▸ **TASK DATA**
Start
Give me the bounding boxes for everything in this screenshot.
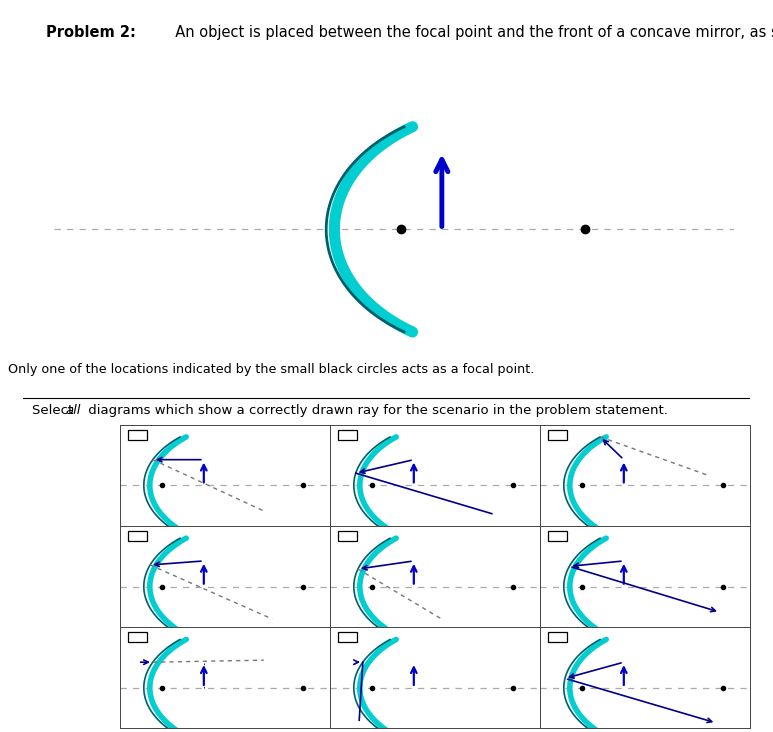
Text: An object is placed between the focal point and the front of a concave mirror, a: An object is placed between the focal po… (166, 26, 773, 40)
FancyBboxPatch shape (548, 430, 567, 440)
FancyBboxPatch shape (339, 632, 357, 642)
Text: Select: Select (32, 404, 78, 417)
Text: Problem 2:: Problem 2: (46, 26, 136, 40)
FancyBboxPatch shape (339, 531, 357, 541)
FancyBboxPatch shape (128, 531, 147, 541)
FancyBboxPatch shape (339, 430, 357, 440)
FancyBboxPatch shape (548, 632, 567, 642)
FancyBboxPatch shape (548, 531, 567, 541)
Text: all: all (66, 404, 81, 417)
Text: diagrams which show a correctly drawn ray for the scenario in the problem statem: diagrams which show a correctly drawn ra… (84, 404, 668, 417)
Text: Only one of the locations indicated by the small black circles acts as a focal p: Only one of the locations indicated by t… (8, 363, 534, 376)
FancyBboxPatch shape (128, 430, 147, 440)
FancyBboxPatch shape (128, 632, 147, 642)
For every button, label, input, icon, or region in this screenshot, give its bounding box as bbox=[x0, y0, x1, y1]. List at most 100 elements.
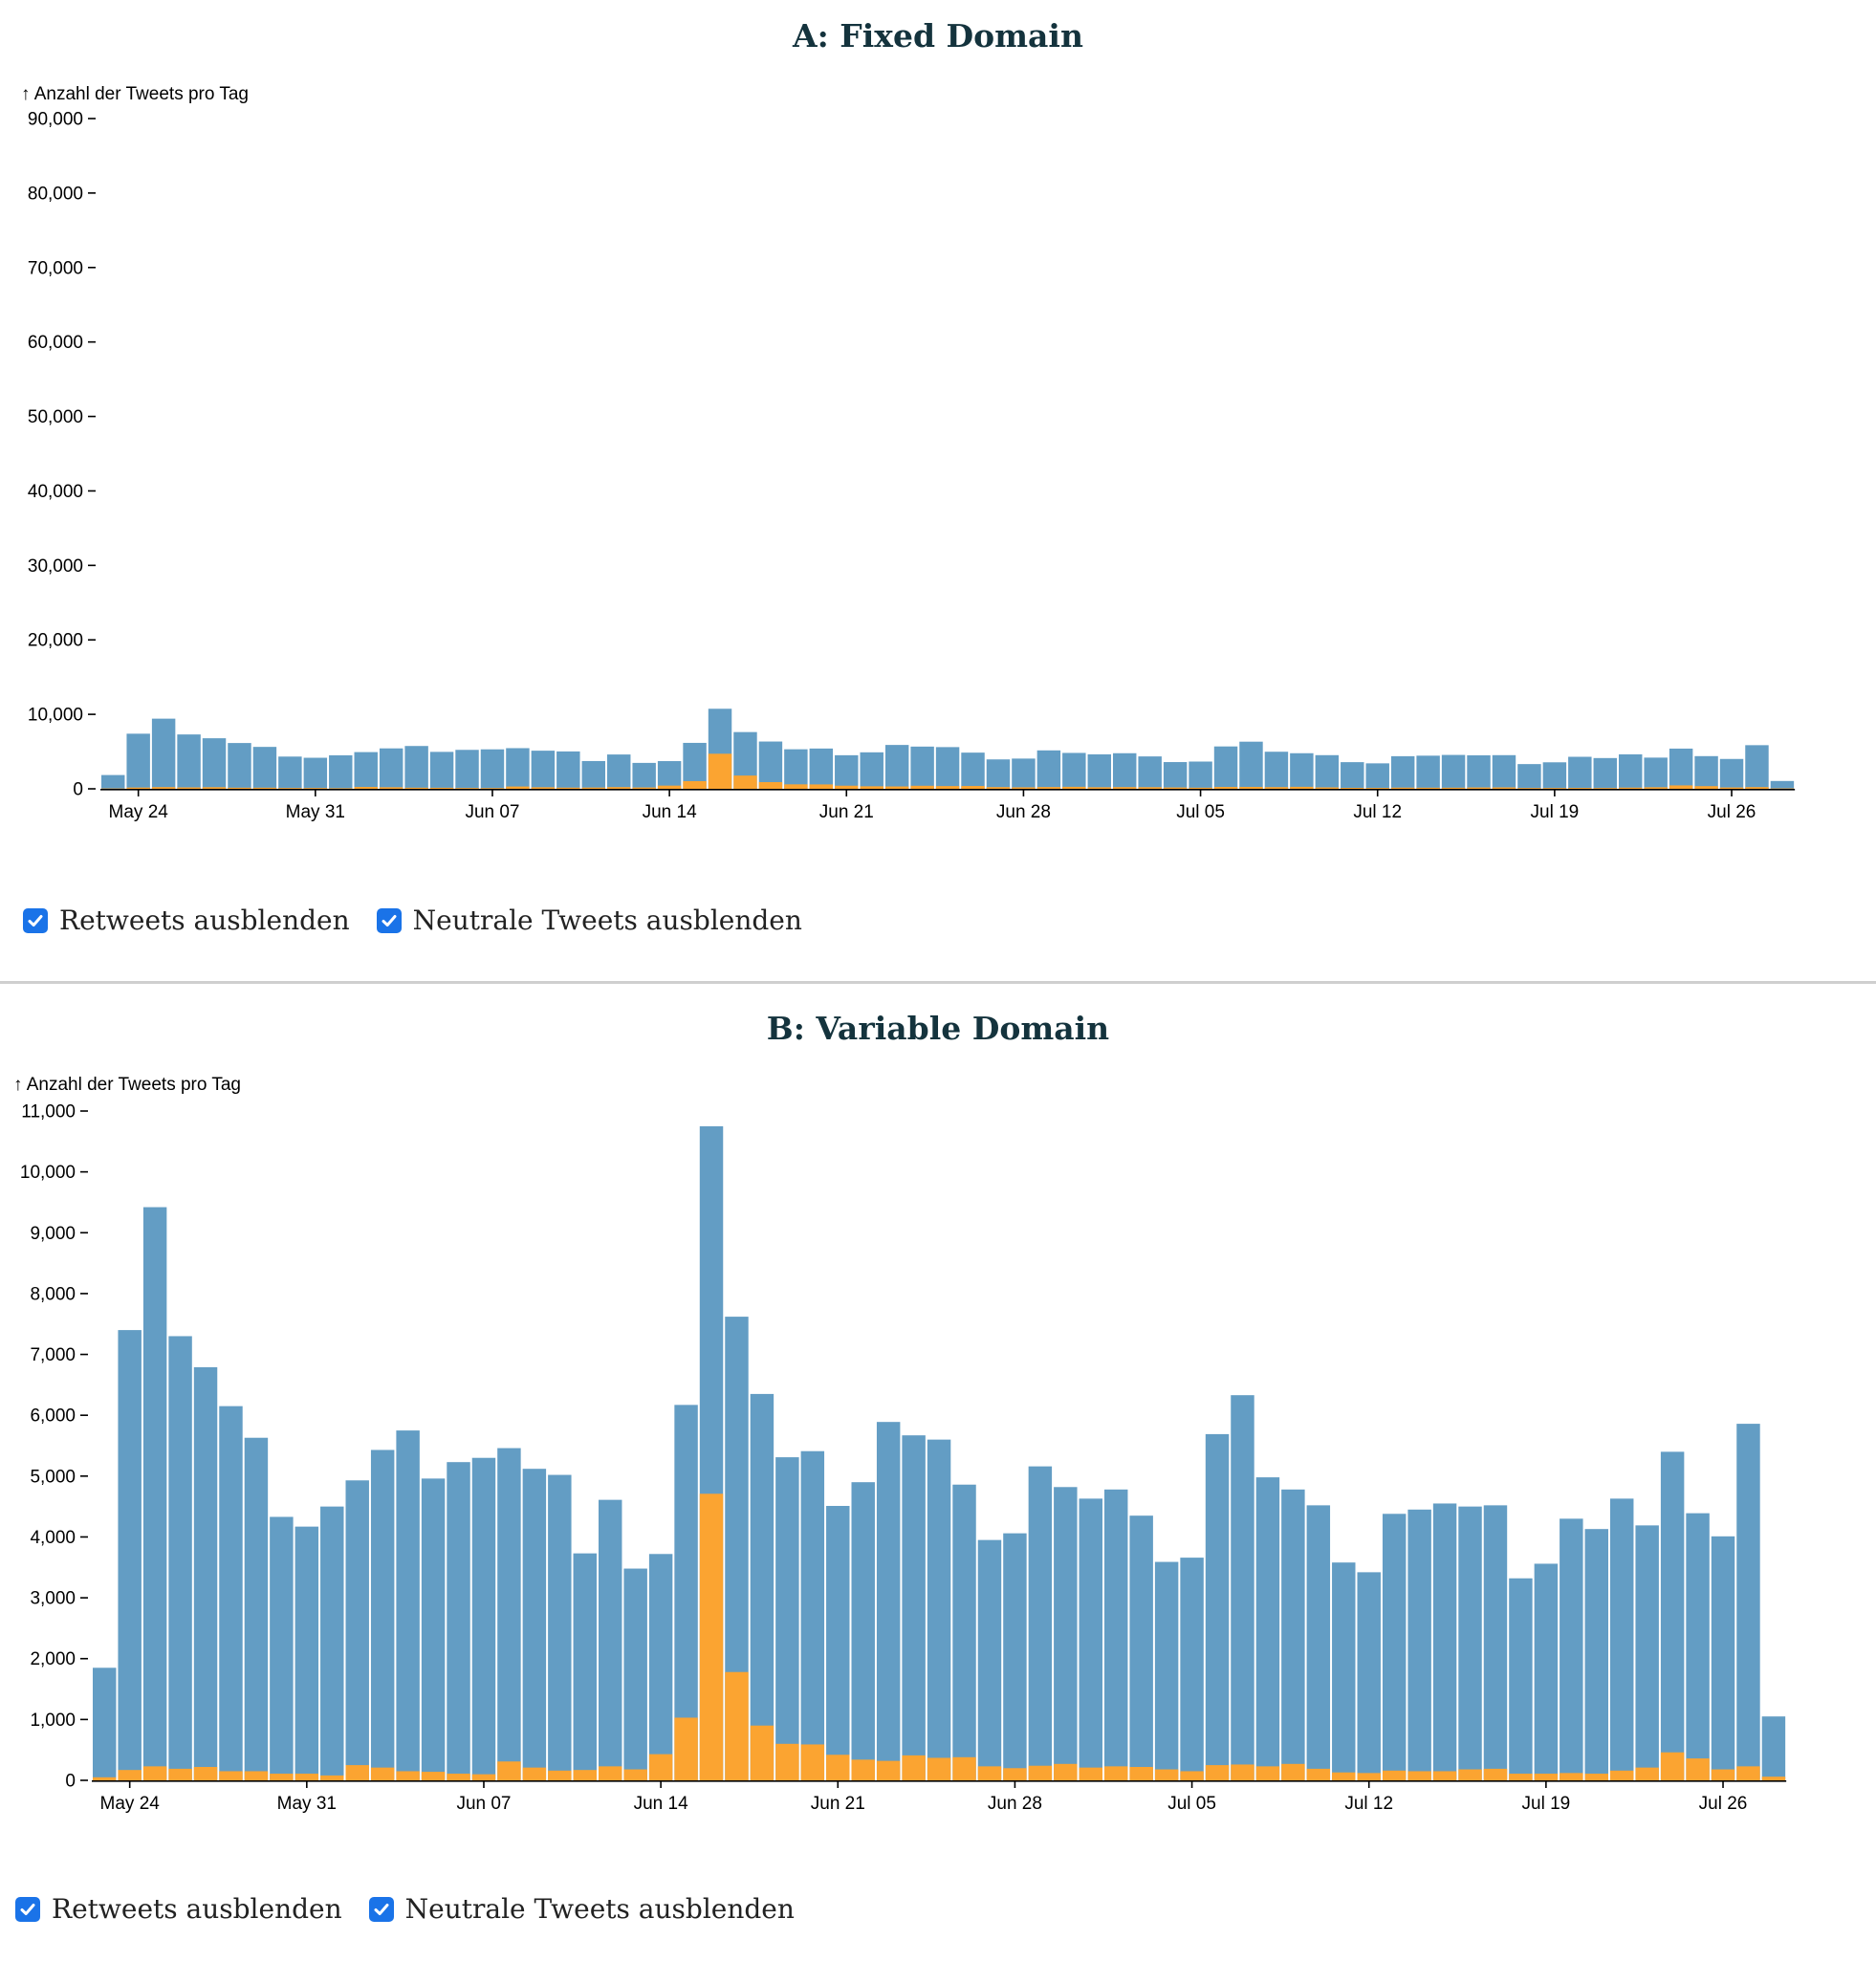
End
▸ **GOAL**
Print all of the rows above word for word, leaving out the pictures.

▸ **SOLUTION BELOW**
Give me the bounding boxes for everything in this screenshot.
Text: An object is placed between the focal point and the front of a concave mirror, a: An object is placed between the focal po… (166, 26, 773, 40)
FancyBboxPatch shape (548, 430, 567, 440)
FancyBboxPatch shape (339, 632, 357, 642)
Text: Select: Select (32, 404, 78, 417)
Text: Problem 2:: Problem 2: (46, 26, 136, 40)
FancyBboxPatch shape (339, 531, 357, 541)
FancyBboxPatch shape (128, 531, 147, 541)
FancyBboxPatch shape (339, 430, 357, 440)
FancyBboxPatch shape (548, 632, 567, 642)
FancyBboxPatch shape (548, 531, 567, 541)
Text: all: all (66, 404, 81, 417)
Text: diagrams which show a correctly drawn ray for the scenario in the problem statem: diagrams which show a correctly drawn ra… (84, 404, 668, 417)
Text: Only one of the locations indicated by the small black circles acts as a focal p: Only one of the locations indicated by t… (8, 363, 534, 376)
FancyBboxPatch shape (128, 430, 147, 440)
FancyBboxPatch shape (128, 632, 147, 642)
For every button, label, input, icon, or region in this screenshot, give its bounding box as bbox=[x0, y0, x1, y1]. List at most 100 elements.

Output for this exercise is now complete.